The entries below should be transcribed in their entirety, exactly as written.

Part of a data file:
---+---

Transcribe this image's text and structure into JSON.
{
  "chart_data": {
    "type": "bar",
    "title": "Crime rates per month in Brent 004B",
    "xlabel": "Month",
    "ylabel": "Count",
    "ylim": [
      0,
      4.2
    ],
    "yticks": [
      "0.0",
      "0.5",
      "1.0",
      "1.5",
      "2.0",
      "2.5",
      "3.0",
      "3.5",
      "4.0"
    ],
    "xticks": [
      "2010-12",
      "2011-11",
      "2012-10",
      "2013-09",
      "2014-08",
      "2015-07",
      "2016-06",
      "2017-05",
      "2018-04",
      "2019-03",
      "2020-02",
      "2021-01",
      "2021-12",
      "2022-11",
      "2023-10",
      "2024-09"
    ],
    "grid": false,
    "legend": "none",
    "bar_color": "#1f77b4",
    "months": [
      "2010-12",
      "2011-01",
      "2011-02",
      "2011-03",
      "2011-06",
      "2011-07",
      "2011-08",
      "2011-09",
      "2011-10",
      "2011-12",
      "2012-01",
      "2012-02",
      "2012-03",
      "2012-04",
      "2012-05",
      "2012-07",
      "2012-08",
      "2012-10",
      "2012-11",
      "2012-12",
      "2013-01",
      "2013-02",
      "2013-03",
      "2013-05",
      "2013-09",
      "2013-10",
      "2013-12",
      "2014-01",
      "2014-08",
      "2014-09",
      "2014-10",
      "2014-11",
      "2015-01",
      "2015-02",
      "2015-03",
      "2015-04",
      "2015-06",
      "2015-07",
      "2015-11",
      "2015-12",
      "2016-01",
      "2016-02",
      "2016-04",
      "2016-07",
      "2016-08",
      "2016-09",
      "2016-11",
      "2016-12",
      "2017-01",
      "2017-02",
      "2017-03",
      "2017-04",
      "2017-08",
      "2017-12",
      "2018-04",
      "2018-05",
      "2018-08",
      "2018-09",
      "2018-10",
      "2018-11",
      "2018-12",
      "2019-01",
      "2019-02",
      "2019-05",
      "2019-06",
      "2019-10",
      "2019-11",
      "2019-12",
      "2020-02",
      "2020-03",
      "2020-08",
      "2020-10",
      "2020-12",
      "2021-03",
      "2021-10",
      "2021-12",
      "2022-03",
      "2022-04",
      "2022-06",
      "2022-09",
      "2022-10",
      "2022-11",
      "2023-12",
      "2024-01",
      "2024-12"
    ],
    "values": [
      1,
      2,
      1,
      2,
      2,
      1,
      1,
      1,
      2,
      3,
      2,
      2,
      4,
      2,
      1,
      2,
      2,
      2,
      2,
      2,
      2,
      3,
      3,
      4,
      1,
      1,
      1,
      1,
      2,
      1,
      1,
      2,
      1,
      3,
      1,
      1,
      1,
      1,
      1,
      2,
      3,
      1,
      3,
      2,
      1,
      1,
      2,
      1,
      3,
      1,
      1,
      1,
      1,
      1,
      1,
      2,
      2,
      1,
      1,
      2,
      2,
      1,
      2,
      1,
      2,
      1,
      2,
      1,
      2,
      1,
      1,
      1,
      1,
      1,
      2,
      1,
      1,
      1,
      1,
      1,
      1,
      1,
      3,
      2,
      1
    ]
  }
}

---+---

Written solution:
Transcribe this image's text and structure into JSON.
{
  "chart_data": {
    "type": "bar",
    "title": "Crime rates per month in Brent 004B",
    "xlabel": "Month",
    "ylabel": "Count",
    "ylim": [
      0,
      4.2
    ],
    "yticks": [
      "0.0",
      "0.5",
      "1.0",
      "1.5",
      "2.0",
      "2.5",
      "3.0",
      "3.5",
      "4.0"
    ],
    "xticks": [
      "2010-12",
      "2011-11",
      "2012-10",
      "2013-09",
      "2014-08",
      "2015-07",
      "2016-06",
      "2017-05",
      "2018-04",
      "2019-03",
      "2020-02",
      "2021-01",
      "2021-12",
      "2022-11",
      "2023-10",
      "2024-09"
    ],
    "grid": false,
    "legend": "none",
    "bar_color": "#1f77b4",
    "months": [
      "2010-12",
      "2011-01",
      "2011-02",
      "2011-03",
      "2011-06",
      "2011-07",
      "2011-08",
      "2011-09",
      "2011-10",
      "2011-12",
      "2012-01",
      "2012-02",
      "2012-03",
      "2012-04",
      "2012-05",
      "2012-07",
      "2012-08",
      "2012-10",
      "2012-11",
      "2012-12",
      "2013-01",
      "2013-02",
      "2013-03",
      "2013-05",
      "2013-09",
      "2013-10",
      "2013-12",
      "2014-01",
      "2014-08",
      "2014-09",
      "2014-10",
      "2014-11",
      "2015-01",
      "2015-02",
      "2015-03",
      "2015-04",
      "2015-06",
      "2015-07",
      "2015-11",
      "2015-12",
      "2016-01",
      "2016-02",
      "2016-04",
      "2016-07",
      "2016-08",
      "2016-09",
      "2016-11",
      "2016-12",
      "2017-01",
      "2017-02",
      "2017-03",
      "2017-04",
      "2017-08",
      "2017-12",
      "2018-04",
      "2018-05",
      "2018-08",
      "2018-09",
      "2018-10",
      "2018-11",
      "2018-12",
      "2019-01",
      "2019-02",
      "2019-05",
      "2019-06",
      "2019-10",
      "2019-11",
      "2019-12",
      "2020-02",
      "2020-03",
      "2020-08",
      "2020-10",
      "2020-12",
      "2021-03",
      "2021-10",
      "2021-12",
      "2022-03",
      "2022-04",
      "2022-06",
      "2022-09",
      "2022-10",
      "2022-11",
      "2023-12",
      "2024-01",
      "2024-12"
    ],
    "values": [
      1,
      2,
      1,
      2,
      2,
      1,
      1,
      1,
      2,
      3,
      2,
      2,
      4,
      2,
      1,
      2,
      2,
      2,
      2,
      2,
      2,
      3,
      3,
      4,
      1,
      1,
      1,
      1,
      2,
      1,
      1,
      2,
      1,
      3,
      1,
      1,
      1,
      1,
      1,
      2,
      3,
      1,
      3,
      2,
      1,
      1,
      2,
      1,
      3,
      1,
      1,
      1,
      1,
      1,
      1,
      2,
      2,
      1,
      1,
      2,
      2,
      1,
      2,
      1,
      2,
      1,
      2,
      1,
      2,
      1,
      1,
      1,
      1,
      1,
      2,
      1,
      1,
      1,
      1,
      1,
      1,
      1,
      3,
      2,
      1
    ]
  }
}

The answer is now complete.